MATERIAL FOR THE TASK

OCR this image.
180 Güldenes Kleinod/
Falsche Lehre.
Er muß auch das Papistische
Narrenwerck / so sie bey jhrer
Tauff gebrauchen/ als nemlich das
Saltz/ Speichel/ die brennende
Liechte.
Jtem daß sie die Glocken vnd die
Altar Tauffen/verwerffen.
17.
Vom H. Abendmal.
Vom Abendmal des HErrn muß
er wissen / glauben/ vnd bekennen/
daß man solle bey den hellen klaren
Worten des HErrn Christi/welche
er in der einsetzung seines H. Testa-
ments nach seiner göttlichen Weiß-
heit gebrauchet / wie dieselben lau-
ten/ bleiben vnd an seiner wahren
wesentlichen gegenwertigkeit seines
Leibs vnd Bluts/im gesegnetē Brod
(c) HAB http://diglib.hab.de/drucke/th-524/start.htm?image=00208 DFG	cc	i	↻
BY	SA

WORK TO COMPLETE
Check every line of the data above for the string "HErrn", and copy those that have it.

TASK SOLUTION
Vom Abendmal des HErrn muß
Worten des HErrn Christi/welche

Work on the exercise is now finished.